Transcribe all the entries word for word, but omit the images.
--------------------------------------------------
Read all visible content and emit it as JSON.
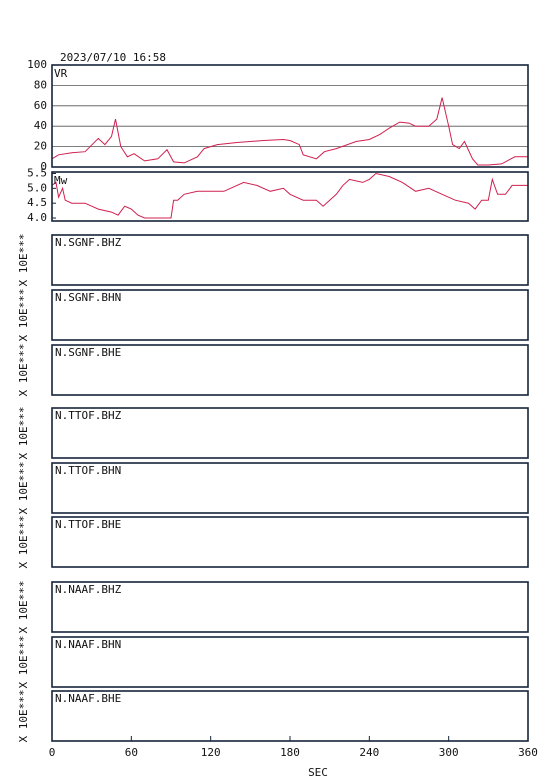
{
  "chart_data": [
    {
      "type": "line",
      "title": "2023/07/10 16:58",
      "label": "VR",
      "color": "#d0204f",
      "x": [
        0,
        5,
        15,
        25,
        35,
        40,
        45,
        48,
        52,
        57,
        62,
        70,
        80,
        87,
        92,
        100,
        110,
        115,
        125,
        140,
        160,
        175,
        180,
        187,
        190,
        200,
        206,
        215,
        230,
        240,
        248,
        255,
        263,
        270,
        275,
        285,
        291,
        295,
        300,
        303,
        308,
        312,
        318,
        322,
        330,
        340,
        350,
        360
      ],
      "values": [
        8,
        12,
        14,
        15,
        28,
        22,
        30,
        47,
        20,
        10,
        13,
        6,
        8,
        17,
        5,
        4,
        10,
        18,
        22,
        24,
        26,
        27,
        26,
        22,
        12,
        8,
        15,
        18,
        25,
        27,
        32,
        38,
        44,
        43,
        40,
        40,
        47,
        68,
        40,
        22,
        18,
        25,
        8,
        2,
        2,
        3,
        10,
        10
      ],
      "xlim": [
        0,
        360
      ],
      "ylim": [
        0,
        100
      ],
      "yticks": [
        0,
        20,
        40,
        60,
        80,
        100
      ],
      "grid": true
    },
    {
      "type": "line",
      "label": "Mw",
      "color": "#d0204f",
      "x": [
        0,
        3,
        5,
        8,
        10,
        15,
        25,
        35,
        45,
        50,
        55,
        60,
        65,
        70,
        90,
        92,
        95,
        100,
        110,
        130,
        145,
        155,
        165,
        175,
        180,
        190,
        200,
        205,
        210,
        215,
        220,
        225,
        235,
        240,
        245,
        255,
        265,
        275,
        285,
        295,
        305,
        315,
        320,
        325,
        330,
        333,
        337,
        343,
        348,
        360
      ],
      "values": [
        5.1,
        5.2,
        4.7,
        5.0,
        4.6,
        4.5,
        4.5,
        4.3,
        4.2,
        4.1,
        4.4,
        4.3,
        4.1,
        4.0,
        4.0,
        4.6,
        4.6,
        4.8,
        4.9,
        4.9,
        5.2,
        5.1,
        4.9,
        5.0,
        4.8,
        4.6,
        4.6,
        4.4,
        4.6,
        4.8,
        5.1,
        5.3,
        5.2,
        5.3,
        5.5,
        5.4,
        5.2,
        4.9,
        5.0,
        4.8,
        4.6,
        4.5,
        4.3,
        4.6,
        4.6,
        5.3,
        4.8,
        4.8,
        5.1,
        5.1
      ],
      "xlim": [
        0,
        360
      ],
      "ylim": [
        3.9,
        5.55
      ],
      "yticks": [
        {
          "value": 4,
          "label": "4.0"
        },
        4.5,
        {
          "value": 5,
          "label": "5.0"
        },
        5.5
      ],
      "grid": false
    },
    {
      "type": "waveform",
      "y_label": "X 10E***",
      "panels": [
        "N.SGNF.BHZ",
        "N.SGNF.BHN",
        "N.SGNF.BHE",
        "N.TTOF.BHZ",
        "N.TTOF.BHN",
        "N.TTOF.BHE",
        "N.NAAF.BHZ",
        "N.NAAF.BHN",
        "N.NAAF.BHE"
      ],
      "xlim": [
        0,
        360
      ],
      "xticks": [
        0,
        60,
        120,
        180,
        240,
        300,
        360
      ],
      "xlabel": "SEC"
    }
  ]
}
--------------------------------------------------
• _Written response_:
Read all visible content and emit it as JSON.
{
  "chart_data": [
    {
      "type": "line",
      "title": "2023/07/10 16:58",
      "label": "VR",
      "color": "#d0204f",
      "x": [
        0,
        5,
        15,
        25,
        35,
        40,
        45,
        48,
        52,
        57,
        62,
        70,
        80,
        87,
        92,
        100,
        110,
        115,
        125,
        140,
        160,
        175,
        180,
        187,
        190,
        200,
        206,
        215,
        230,
        240,
        248,
        255,
        263,
        270,
        275,
        285,
        291,
        295,
        300,
        303,
        308,
        312,
        318,
        322,
        330,
        340,
        350,
        360
      ],
      "values": [
        8,
        12,
        14,
        15,
        28,
        22,
        30,
        47,
        20,
        10,
        13,
        6,
        8,
        17,
        5,
        4,
        10,
        18,
        22,
        24,
        26,
        27,
        26,
        22,
        12,
        8,
        15,
        18,
        25,
        27,
        32,
        38,
        44,
        43,
        40,
        40,
        47,
        68,
        40,
        22,
        18,
        25,
        8,
        2,
        2,
        3,
        10,
        10
      ],
      "xlim": [
        0,
        360
      ],
      "ylim": [
        0,
        100
      ],
      "yticks": [
        0,
        20,
        40,
        60,
        80,
        100
      ],
      "grid": true
    },
    {
      "type": "line",
      "label": "Mw",
      "color": "#d0204f",
      "x": [
        0,
        3,
        5,
        8,
        10,
        15,
        25,
        35,
        45,
        50,
        55,
        60,
        65,
        70,
        90,
        92,
        95,
        100,
        110,
        130,
        145,
        155,
        165,
        175,
        180,
        190,
        200,
        205,
        210,
        215,
        220,
        225,
        235,
        240,
        245,
        255,
        265,
        275,
        285,
        295,
        305,
        315,
        320,
        325,
        330,
        333,
        337,
        343,
        348,
        360
      ],
      "values": [
        5.1,
        5.2,
        4.7,
        5.0,
        4.6,
        4.5,
        4.5,
        4.3,
        4.2,
        4.1,
        4.4,
        4.3,
        4.1,
        4.0,
        4.0,
        4.6,
        4.6,
        4.8,
        4.9,
        4.9,
        5.2,
        5.1,
        4.9,
        5.0,
        4.8,
        4.6,
        4.6,
        4.4,
        4.6,
        4.8,
        5.1,
        5.3,
        5.2,
        5.3,
        5.5,
        5.4,
        5.2,
        4.9,
        5.0,
        4.8,
        4.6,
        4.5,
        4.3,
        4.6,
        4.6,
        5.3,
        4.8,
        4.8,
        5.1,
        5.1
      ],
      "xlim": [
        0,
        360
      ],
      "ylim": [
        3.9,
        5.55
      ],
      "yticks": [
        {
          "value": 4,
          "label": "4.0"
        },
        4.5,
        {
          "value": 5,
          "label": "5.0"
        },
        5.5
      ],
      "grid": false
    },
    {
      "type": "waveform",
      "y_label": "X 10E***",
      "panels": [
        "N.SGNF.BHZ",
        "N.SGNF.BHN",
        "N.SGNF.BHE",
        "N.TTOF.BHZ",
        "N.TTOF.BHN",
        "N.TTOF.BHE",
        "N.NAAF.BHZ",
        "N.NAAF.BHN",
        "N.NAAF.BHE"
      ],
      "xlim": [
        0,
        360
      ],
      "xticks": [
        0,
        60,
        120,
        180,
        240,
        300,
        360
      ],
      "xlabel": "SEC"
    }
  ]
}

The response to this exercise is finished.